▸ **DATA LISTING**
-- -- --

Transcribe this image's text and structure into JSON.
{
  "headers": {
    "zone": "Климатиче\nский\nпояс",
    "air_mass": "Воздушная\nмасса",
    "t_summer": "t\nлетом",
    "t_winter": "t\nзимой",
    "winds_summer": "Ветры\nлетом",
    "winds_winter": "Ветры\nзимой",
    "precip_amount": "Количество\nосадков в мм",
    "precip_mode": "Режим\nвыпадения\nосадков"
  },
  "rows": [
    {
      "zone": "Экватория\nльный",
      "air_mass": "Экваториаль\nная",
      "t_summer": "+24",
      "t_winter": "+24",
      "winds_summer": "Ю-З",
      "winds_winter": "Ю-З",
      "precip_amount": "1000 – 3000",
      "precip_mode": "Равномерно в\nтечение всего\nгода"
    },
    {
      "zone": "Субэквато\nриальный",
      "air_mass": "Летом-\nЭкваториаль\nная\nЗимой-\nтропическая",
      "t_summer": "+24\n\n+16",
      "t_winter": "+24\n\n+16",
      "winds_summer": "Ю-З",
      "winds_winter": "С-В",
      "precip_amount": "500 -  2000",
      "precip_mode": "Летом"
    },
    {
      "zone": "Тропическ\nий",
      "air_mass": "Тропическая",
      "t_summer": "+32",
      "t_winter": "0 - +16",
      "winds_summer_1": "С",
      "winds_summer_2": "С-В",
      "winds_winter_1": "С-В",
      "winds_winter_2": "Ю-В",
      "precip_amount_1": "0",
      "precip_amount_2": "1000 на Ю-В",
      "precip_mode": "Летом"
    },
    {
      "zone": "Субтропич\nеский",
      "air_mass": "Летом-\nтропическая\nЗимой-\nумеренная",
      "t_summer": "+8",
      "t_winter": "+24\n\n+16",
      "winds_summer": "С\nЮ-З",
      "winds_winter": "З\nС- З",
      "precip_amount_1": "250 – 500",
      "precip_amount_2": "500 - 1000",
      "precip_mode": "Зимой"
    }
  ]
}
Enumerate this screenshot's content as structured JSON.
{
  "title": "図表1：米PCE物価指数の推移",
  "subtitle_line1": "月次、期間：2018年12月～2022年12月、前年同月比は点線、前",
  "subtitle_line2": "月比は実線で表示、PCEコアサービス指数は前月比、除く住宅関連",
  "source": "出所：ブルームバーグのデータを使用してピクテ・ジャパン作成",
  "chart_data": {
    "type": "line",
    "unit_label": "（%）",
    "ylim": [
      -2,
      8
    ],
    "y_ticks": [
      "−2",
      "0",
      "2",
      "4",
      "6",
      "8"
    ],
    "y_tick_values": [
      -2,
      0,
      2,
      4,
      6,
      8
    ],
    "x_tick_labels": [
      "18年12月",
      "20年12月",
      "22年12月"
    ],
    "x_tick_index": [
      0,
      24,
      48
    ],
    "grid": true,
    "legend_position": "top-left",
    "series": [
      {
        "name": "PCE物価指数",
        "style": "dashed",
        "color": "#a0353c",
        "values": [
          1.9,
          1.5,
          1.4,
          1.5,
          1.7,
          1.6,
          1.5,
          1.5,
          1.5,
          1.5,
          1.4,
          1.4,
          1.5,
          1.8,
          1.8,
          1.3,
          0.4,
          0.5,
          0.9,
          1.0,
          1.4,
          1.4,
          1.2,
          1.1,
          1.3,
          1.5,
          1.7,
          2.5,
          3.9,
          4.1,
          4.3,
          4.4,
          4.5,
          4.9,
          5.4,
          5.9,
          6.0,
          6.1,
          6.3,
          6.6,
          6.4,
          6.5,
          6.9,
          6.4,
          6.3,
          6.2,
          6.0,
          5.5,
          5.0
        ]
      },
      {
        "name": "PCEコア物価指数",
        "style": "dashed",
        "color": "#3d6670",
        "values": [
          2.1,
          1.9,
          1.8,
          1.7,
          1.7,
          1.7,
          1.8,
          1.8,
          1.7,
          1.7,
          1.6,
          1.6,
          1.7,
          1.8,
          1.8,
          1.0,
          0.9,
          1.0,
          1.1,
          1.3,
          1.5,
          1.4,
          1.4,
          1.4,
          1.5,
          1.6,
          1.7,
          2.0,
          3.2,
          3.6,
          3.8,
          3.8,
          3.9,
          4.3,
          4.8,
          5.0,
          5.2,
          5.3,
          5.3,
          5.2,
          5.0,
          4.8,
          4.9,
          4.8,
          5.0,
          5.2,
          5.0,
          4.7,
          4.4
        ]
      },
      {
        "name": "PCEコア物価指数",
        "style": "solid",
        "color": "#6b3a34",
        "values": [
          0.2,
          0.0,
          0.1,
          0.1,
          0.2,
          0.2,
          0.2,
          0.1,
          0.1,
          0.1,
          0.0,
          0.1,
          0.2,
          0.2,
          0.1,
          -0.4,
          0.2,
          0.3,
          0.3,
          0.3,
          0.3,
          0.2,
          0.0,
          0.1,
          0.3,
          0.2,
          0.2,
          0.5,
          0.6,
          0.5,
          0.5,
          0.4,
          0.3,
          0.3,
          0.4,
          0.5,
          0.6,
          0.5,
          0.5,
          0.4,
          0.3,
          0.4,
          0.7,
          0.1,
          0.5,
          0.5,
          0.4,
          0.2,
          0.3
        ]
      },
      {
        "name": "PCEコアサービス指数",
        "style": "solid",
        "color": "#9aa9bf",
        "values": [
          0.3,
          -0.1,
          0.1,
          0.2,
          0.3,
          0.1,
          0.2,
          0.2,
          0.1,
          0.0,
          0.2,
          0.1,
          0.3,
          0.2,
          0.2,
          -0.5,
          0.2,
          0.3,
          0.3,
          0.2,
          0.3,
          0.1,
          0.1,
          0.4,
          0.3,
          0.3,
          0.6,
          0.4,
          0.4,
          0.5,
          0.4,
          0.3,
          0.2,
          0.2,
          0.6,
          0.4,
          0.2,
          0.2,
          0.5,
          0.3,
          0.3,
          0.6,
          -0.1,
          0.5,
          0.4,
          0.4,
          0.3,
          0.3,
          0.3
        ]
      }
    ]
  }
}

-- -- --

▸ **PROBLEM**
In the lines above, find each one with "nная" and list it.

▸ **WORKED ANSWER**
      "air_mass": "Экваториаль\nная",
      "air_mass": "Летом-\nЭкваториаль\nная\nЗимой-\nтропическая",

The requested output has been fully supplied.